* [EXERCISES]:
[a] Copy the blog post about IOZ below word for word, between "Wednesday, June 01, 2011" and "act to follow.", inclusive.
[b] Answer these questions using the blog post about IOZ below:
(i) What date appears at the top of the post?
(ii) Which film did the writer finally get around to watching?
(iii) What was the title of the piece IOZ wrote for his brother?

* [TEXT]:
▬▬▬▬▬▬▬▬▬▬
Wednesday, June 01, 2011

Remembering IOZ

I wanted to say something about the retirement of IOZ. I don't remember how I first came across this blog, but it was enormously influential for me, probably around the time I was considering coming back from my own blogging break. It would ultimately become influential in two different ways: first, as something to emulate; second, as something to try not to emulate. IOZ exemplified whatever it was he was doing, almost all the time, which made it easy to admire what he did, but a tough act to follow.

I was never part of the IOZ comment community, which was fascinating in itself. I felt it was both smarter and meaner -- not an uncommon combination -- than anything I could swing, so the few times I did post, I tried being as sincere as possible just to test the limits. Once I finally got around to watching The Big Lebowski, many things made sense to me for the very first time.

IOZ was always a major benefactor of this blog, and the fact that there is an audience here today is really thanks to him. OK, so maybe it's a bunch of extra-intellectual gay dudes, but I love them and I am very lucky that they have liked me in return. It has meant an enormous amount for me personally to be embraced by the wider IOZ community, and I've tried to support unlinked-to bloggers ever since I overcame that hurdle myself.

In spite of the many wonderful and humorous things IOZ produced on a regular basis, what I find myself thinking about most is what he wrote for his brother at the time of his sudden and unexpected death, entitled "Powerlessness," which I hope the author will not mind me referencing here. The ability to write smartly does not equal the ability to write honestly or with vulnerability, and my personal preference is to remember IOZ, whatever else you thought of him, as someone who possessed the capacity to do both.
▬▬▬▬▬▬▬▬▬▬
* [DATA SHOWN]:
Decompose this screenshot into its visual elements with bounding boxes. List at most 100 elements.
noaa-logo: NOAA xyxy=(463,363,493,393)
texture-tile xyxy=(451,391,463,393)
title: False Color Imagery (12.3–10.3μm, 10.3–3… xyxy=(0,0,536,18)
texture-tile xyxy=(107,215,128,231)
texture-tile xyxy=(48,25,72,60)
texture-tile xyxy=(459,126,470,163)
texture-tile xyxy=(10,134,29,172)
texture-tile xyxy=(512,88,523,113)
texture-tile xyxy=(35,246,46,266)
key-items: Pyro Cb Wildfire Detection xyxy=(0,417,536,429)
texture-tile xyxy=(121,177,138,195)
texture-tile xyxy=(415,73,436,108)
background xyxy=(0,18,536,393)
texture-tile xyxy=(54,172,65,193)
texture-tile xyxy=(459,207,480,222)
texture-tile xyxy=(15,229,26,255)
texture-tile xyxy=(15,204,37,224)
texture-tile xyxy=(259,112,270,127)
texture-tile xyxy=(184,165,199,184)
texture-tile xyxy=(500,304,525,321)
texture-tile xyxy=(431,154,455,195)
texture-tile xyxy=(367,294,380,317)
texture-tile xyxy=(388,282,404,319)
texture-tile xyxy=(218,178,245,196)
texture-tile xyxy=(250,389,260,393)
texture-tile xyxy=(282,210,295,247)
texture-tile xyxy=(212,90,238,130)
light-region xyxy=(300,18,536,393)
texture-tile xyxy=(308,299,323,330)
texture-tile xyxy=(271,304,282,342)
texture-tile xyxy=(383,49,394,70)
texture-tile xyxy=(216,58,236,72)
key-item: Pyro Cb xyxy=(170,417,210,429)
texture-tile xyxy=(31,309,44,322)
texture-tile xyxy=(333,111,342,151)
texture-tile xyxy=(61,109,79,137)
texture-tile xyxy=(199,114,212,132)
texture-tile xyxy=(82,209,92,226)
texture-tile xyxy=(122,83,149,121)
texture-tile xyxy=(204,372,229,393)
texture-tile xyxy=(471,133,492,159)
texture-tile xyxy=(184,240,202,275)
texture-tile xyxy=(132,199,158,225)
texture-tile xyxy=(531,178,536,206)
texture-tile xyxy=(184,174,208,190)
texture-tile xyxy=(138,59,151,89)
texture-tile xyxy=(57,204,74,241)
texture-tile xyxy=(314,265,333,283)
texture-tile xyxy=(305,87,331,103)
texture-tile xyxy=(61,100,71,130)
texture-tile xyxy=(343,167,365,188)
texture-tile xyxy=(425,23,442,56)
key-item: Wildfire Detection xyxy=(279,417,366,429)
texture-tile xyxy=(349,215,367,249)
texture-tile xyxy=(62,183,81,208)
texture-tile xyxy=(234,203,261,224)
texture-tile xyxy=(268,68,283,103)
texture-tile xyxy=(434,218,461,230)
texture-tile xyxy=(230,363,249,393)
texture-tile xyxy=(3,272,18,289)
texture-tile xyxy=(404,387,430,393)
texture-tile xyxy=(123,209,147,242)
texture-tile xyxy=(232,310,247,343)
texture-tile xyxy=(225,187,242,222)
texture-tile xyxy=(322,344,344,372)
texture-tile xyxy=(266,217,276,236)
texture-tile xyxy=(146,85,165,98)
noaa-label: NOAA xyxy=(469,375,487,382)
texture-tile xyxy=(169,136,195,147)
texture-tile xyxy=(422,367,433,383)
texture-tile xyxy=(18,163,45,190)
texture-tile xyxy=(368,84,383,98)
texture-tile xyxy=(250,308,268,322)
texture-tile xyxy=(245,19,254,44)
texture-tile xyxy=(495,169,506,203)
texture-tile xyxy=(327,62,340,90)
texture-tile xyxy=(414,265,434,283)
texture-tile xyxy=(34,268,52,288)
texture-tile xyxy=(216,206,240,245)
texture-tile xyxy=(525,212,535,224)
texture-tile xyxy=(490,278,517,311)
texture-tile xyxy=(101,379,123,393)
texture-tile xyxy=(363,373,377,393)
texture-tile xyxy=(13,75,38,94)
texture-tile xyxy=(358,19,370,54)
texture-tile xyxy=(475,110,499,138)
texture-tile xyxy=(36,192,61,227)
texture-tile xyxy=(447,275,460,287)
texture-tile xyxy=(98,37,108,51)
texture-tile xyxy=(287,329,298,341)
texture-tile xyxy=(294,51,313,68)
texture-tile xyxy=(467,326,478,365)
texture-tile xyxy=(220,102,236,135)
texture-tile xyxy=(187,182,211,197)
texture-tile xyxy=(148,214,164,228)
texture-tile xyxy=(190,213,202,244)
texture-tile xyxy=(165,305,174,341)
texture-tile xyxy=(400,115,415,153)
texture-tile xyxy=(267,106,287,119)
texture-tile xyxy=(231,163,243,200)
▬▬▬▬▬▬▬▬▬▬
* [LIST OF SOLUTIONS]:
[a]
Wednesday, June 01, 2011

Remembering IOZ

I wanted to say something about the retirement of IOZ. I don't remember how I first came across this blog, but it was enormously influential for me, probably around the time I was considering coming back from my own blogging break. It would ultimately become influential in two different ways: first, as something to emulate; second, as something to try not to emulate. IOZ exemplified whatever it was he was doing, almost all the time, which made it easy to admire what he did, but a tough act to follow.

[b]
(i) Wednesday, June 01, 2011
(ii) The Big Lebowski
(iii) "Powerlessness"